**WHAT THE TASK ASKS**
Provide an exact copy of the data, excluding the images.

--- START OF INPUT MATERIAL ---

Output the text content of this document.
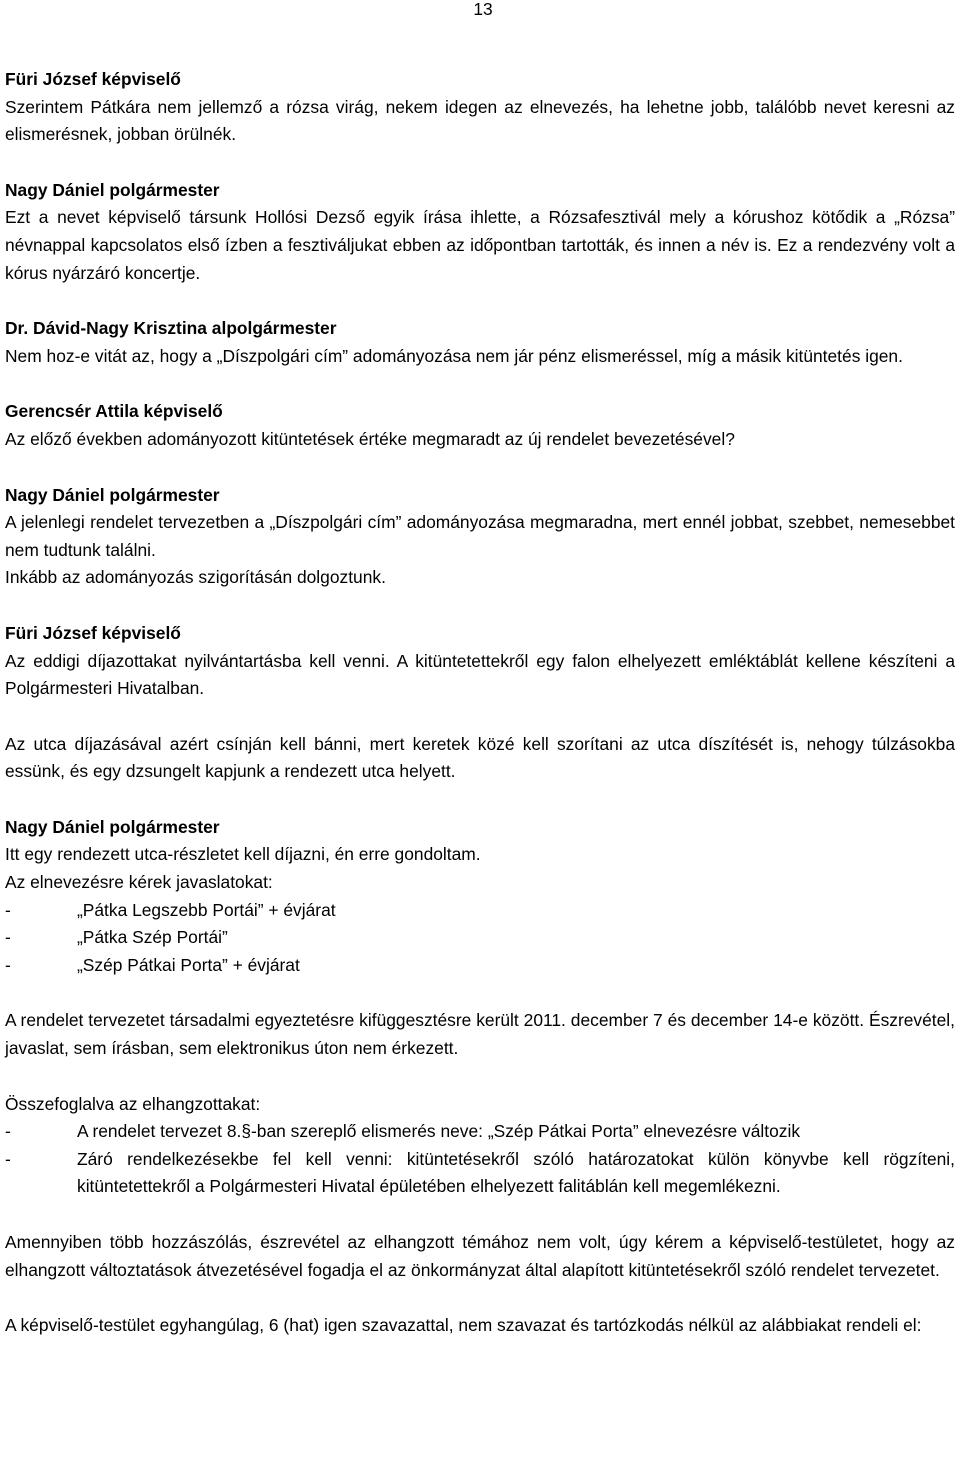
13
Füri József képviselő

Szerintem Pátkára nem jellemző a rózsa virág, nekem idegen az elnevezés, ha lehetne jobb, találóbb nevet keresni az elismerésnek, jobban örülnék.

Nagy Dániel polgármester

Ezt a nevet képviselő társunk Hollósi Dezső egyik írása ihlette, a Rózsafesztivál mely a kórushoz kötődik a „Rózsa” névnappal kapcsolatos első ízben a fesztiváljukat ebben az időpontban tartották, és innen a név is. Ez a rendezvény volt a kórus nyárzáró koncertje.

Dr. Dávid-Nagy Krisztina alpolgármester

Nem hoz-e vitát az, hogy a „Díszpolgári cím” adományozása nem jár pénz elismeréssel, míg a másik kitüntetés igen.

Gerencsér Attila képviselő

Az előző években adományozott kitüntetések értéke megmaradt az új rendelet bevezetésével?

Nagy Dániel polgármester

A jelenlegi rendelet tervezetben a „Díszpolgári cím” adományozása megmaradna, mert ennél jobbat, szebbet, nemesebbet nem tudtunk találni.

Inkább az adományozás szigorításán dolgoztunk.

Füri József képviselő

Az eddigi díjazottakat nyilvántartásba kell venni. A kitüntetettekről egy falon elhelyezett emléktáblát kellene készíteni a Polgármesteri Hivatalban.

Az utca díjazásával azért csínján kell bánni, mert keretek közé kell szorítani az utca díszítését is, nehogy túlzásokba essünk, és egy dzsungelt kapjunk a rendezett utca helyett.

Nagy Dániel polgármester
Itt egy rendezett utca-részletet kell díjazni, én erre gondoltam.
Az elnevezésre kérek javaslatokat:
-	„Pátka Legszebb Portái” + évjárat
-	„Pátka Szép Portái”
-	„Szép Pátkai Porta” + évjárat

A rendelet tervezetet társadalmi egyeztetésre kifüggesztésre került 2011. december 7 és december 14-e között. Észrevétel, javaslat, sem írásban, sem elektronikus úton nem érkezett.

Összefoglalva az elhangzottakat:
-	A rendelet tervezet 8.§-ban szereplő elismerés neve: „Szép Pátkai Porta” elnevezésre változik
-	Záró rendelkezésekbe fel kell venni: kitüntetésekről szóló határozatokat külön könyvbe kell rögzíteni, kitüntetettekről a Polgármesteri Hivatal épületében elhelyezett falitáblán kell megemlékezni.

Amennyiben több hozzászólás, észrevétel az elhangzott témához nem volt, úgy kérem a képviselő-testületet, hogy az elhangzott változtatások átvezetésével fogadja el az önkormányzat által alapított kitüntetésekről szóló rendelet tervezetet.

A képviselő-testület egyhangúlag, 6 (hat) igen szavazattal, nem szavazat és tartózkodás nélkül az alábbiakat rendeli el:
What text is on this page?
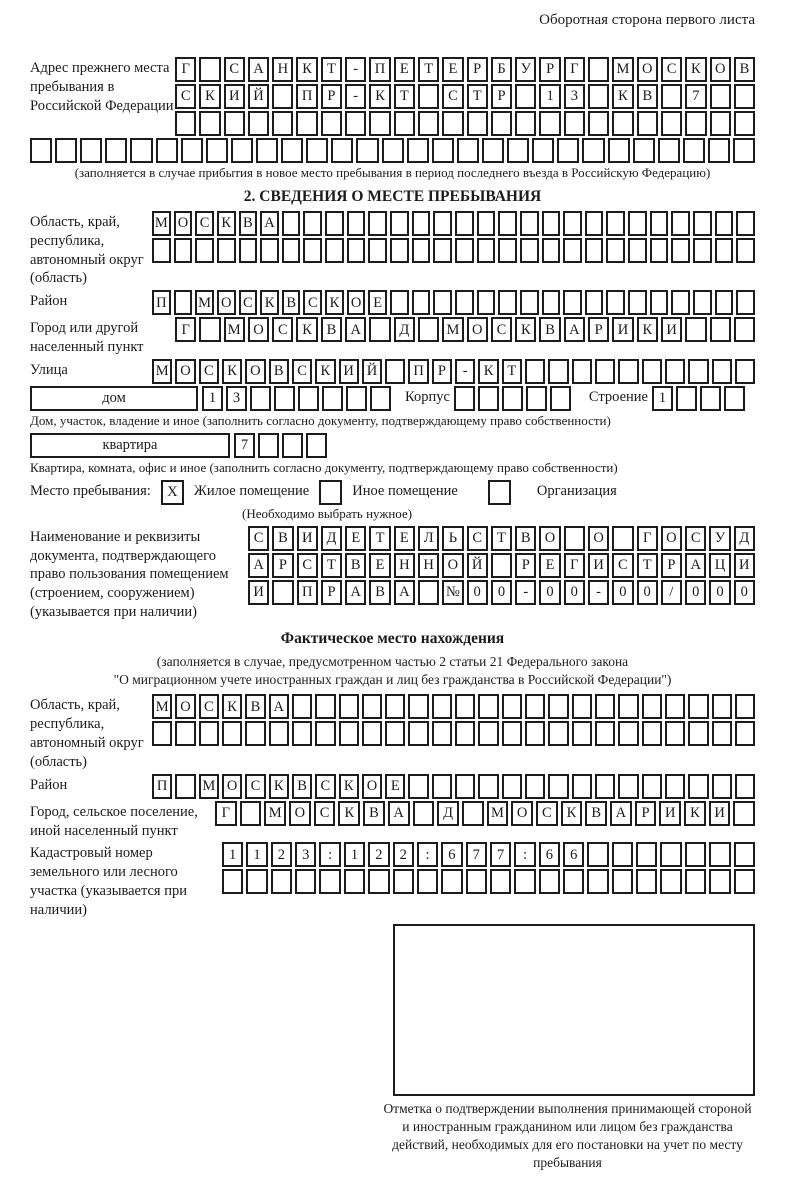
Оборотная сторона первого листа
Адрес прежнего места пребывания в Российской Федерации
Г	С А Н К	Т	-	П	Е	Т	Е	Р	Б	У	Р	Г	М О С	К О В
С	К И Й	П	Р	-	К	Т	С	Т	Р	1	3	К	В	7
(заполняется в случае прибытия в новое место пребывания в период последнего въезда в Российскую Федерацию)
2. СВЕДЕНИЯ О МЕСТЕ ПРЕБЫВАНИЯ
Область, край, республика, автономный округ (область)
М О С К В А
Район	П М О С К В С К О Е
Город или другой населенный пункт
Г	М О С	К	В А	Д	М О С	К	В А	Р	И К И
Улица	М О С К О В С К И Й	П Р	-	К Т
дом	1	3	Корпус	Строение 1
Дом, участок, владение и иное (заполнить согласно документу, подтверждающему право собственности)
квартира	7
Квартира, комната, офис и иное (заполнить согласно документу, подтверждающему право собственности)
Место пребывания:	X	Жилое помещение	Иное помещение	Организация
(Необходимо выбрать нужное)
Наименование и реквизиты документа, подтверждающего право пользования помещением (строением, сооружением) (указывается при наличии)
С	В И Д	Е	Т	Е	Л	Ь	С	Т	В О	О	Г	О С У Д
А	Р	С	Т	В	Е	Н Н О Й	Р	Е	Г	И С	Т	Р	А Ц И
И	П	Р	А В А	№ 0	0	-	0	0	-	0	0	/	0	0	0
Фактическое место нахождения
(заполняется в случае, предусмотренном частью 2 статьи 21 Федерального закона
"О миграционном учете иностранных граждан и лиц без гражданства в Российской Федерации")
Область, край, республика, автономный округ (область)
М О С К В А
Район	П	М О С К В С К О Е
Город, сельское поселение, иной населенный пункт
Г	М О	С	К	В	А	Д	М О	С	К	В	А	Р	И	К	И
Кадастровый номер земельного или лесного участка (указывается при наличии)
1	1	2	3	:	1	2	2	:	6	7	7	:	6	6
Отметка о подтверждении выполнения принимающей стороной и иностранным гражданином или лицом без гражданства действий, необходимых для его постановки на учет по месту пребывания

--- END OF INPUT MATERIAL ---

**THE REPLY**
Output the text content of this document.
13
Füri József képviselő

Szerintem Pátkára nem jellemző a rózsa virág, nekem idegen az elnevezés, ha lehetne jobb, találóbb nevet keresni az elismerésnek, jobban örülnék.

Nagy Dániel polgármester

Ezt a nevet képviselő társunk Hollósi Dezső egyik írása ihlette, a Rózsafesztivál mely a kórushoz kötődik a „Rózsa” névnappal kapcsolatos első ízben a fesztiváljukat ebben az időpontban tartották, és innen a név is. Ez a rendezvény volt a kórus nyárzáró koncertje.

Dr. Dávid-Nagy Krisztina alpolgármester

Nem hoz-e vitát az, hogy a „Díszpolgári cím” adományozása nem jár pénz elismeréssel, míg a másik kitüntetés igen.

Gerencsér Attila képviselő

Az előző években adományozott kitüntetések értéke megmaradt az új rendelet bevezetésével?

Nagy Dániel polgármester

A jelenlegi rendelet tervezetben a „Díszpolgári cím” adományozása megmaradna, mert ennél jobbat, szebbet, nemesebbet nem tudtunk találni.

Inkább az adományozás szigorításán dolgoztunk.

Füri József képviselő

Az eddigi díjazottakat nyilvántartásba kell venni. A kitüntetettekről egy falon elhelyezett emléktáblát kellene készíteni a Polgármesteri Hivatalban.

Az utca díjazásával azért csínján kell bánni, mert keretek közé kell szorítani az utca díszítését is, nehogy túlzásokba essünk, és egy dzsungelt kapjunk a rendezett utca helyett.

Nagy Dániel polgármester
Itt egy rendezett utca-részletet kell díjazni, én erre gondoltam.
Az elnevezésre kérek javaslatokat:
-	„Pátka Legszebb Portái” + évjárat
-	„Pátka Szép Portái”
-	„Szép Pátkai Porta” + évjárat

A rendelet tervezetet társadalmi egyeztetésre kifüggesztésre került 2011. december 7 és december 14-e között. Észrevétel, javaslat, sem írásban, sem elektronikus úton nem érkezett.

Összefoglalva az elhangzottakat:
-	A rendelet tervezet 8.§-ban szereplő elismerés neve: „Szép Pátkai Porta” elnevezésre változik
-	Záró rendelkezésekbe fel kell venni: kitüntetésekről szóló határozatokat külön könyvbe kell rögzíteni, kitüntetettekről a Polgármesteri Hivatal épületében elhelyezett falitáblán kell megemlékezni.

Amennyiben több hozzászólás, észrevétel az elhangzott témához nem volt, úgy kérem a képviselő-testületet, hogy az elhangzott változtatások átvezetésével fogadja el az önkormányzat által alapított kitüntetésekről szóló rendelet tervezetet.

A képviselő-testület egyhangúlag, 6 (hat) igen szavazattal, nem szavazat és tartózkodás nélkül az alábbiakat rendeli el:
What text is on this page?
Оборотная сторона первого листа
Адрес прежнего места пребывания в Российской Федерации
Г	С А Н К	Т	-	П	Е	Т	Е	Р	Б	У	Р	Г	М О С	К О В
С	К И Й	П	Р	-	К	Т	С	Т	Р	1	3	К	В	7
(заполняется в случае прибытия в новое место пребывания в период последнего въезда в Российскую Федерацию)
2. СВЕДЕНИЯ О МЕСТЕ ПРЕБЫВАНИЯ
Область, край, республика, автономный округ (область)
М О С К В А
Район	П М О С К В С К О Е
Город или другой населенный пункт
Г	М О С	К	В А	Д	М О С	К	В А	Р	И К И
Улица	М О С К О В С К И Й	П Р	-	К Т
дом	1	3	Корпус	Строение 1
Дом, участок, владение и иное (заполнить согласно документу, подтверждающему право собственности)
квартира	7
Квартира, комната, офис и иное (заполнить согласно документу, подтверждающему право собственности)
Место пребывания:	X	Жилое помещение	Иное помещение	Организация
(Необходимо выбрать нужное)
Наименование и реквизиты документа, подтверждающего право пользования помещением (строением, сооружением) (указывается при наличии)
С	В И Д	Е	Т	Е	Л	Ь	С	Т	В О	О	Г	О С У Д
А	Р	С	Т	В	Е	Н Н О Й	Р	Е	Г	И С	Т	Р	А Ц И
И	П	Р	А В А	№ 0	0	-	0	0	-	0	0	/	0	0	0
Фактическое место нахождения
(заполняется в случае, предусмотренном частью 2 статьи 21 Федерального закона
"О миграционном учете иностранных граждан и лиц без гражданства в Российской Федерации")
Область, край, республика, автономный округ (область)
М О С К В А
Район	П	М О С К В С К О Е
Город, сельское поселение, иной населенный пункт
Г	М О	С	К	В	А	Д	М О	С	К	В	А	Р	И	К	И
Кадастровый номер земельного или лесного участка (указывается при наличии)
1	1	2	3	:	1	2	2	:	6	7	7	:	6	6
Отметка о подтверждении выполнения принимающей стороной и иностранным гражданином или лицом без гражданства действий, необходимых для его постановки на учет по месту пребывания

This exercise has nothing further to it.